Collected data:
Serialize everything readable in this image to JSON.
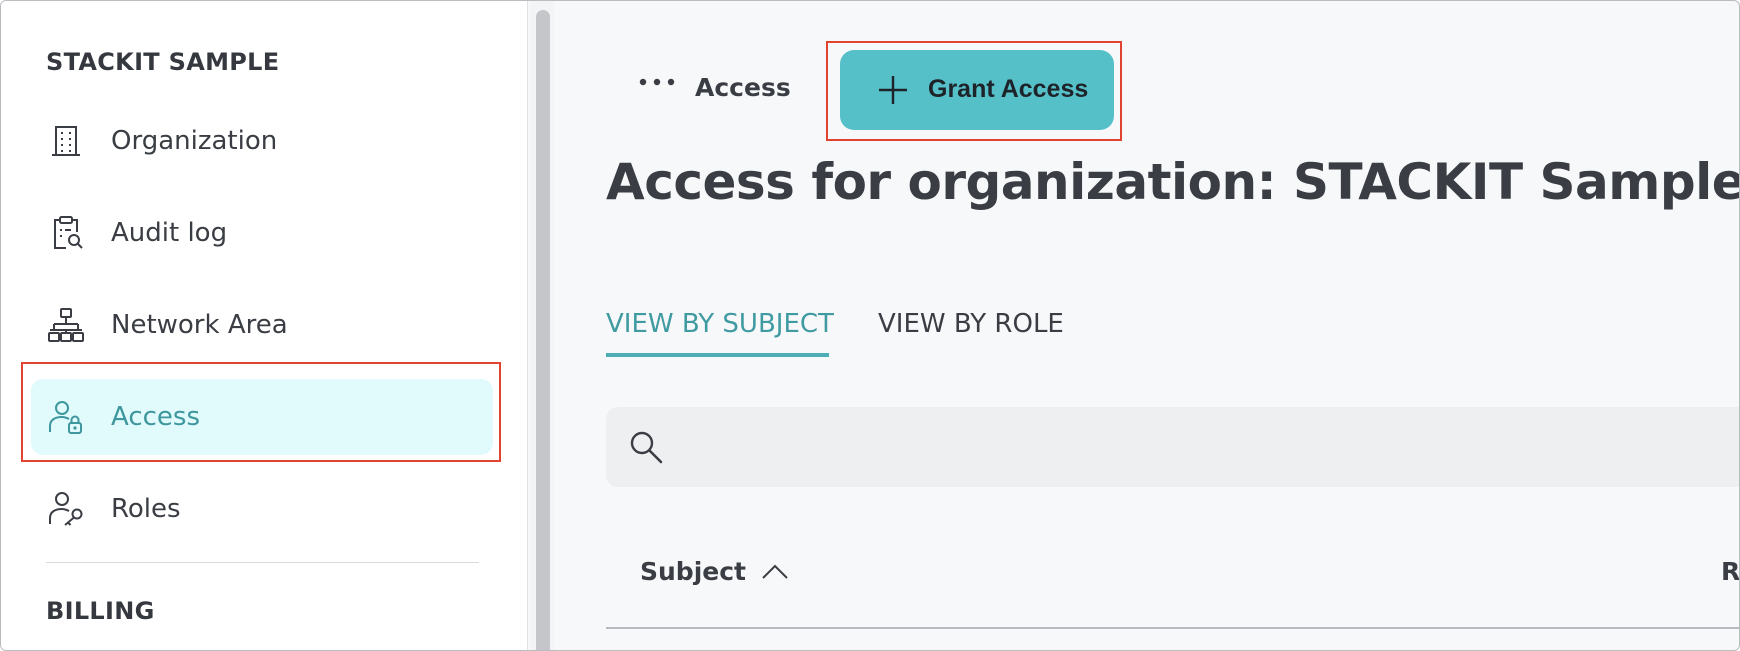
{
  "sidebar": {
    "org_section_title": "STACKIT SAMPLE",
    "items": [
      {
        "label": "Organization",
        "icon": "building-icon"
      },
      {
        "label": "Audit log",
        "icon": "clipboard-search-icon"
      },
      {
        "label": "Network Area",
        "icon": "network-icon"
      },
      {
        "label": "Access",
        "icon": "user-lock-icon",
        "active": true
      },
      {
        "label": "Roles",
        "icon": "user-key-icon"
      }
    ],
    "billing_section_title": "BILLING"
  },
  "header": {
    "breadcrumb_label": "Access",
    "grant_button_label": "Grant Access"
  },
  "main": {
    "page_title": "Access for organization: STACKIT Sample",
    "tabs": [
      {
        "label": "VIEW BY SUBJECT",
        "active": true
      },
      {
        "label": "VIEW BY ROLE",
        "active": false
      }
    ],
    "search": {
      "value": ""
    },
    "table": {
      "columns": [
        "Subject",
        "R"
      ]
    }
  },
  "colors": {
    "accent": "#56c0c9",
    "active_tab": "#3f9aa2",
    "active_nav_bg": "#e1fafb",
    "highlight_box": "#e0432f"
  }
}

STATED EXERCISE: List each line in the listing that contains the string "STACKIT".

SOLVED EXERCISE:
    "org_section_title": "STACKIT SAMPLE",
    "page_title": "Access for organization: STACKIT Sample",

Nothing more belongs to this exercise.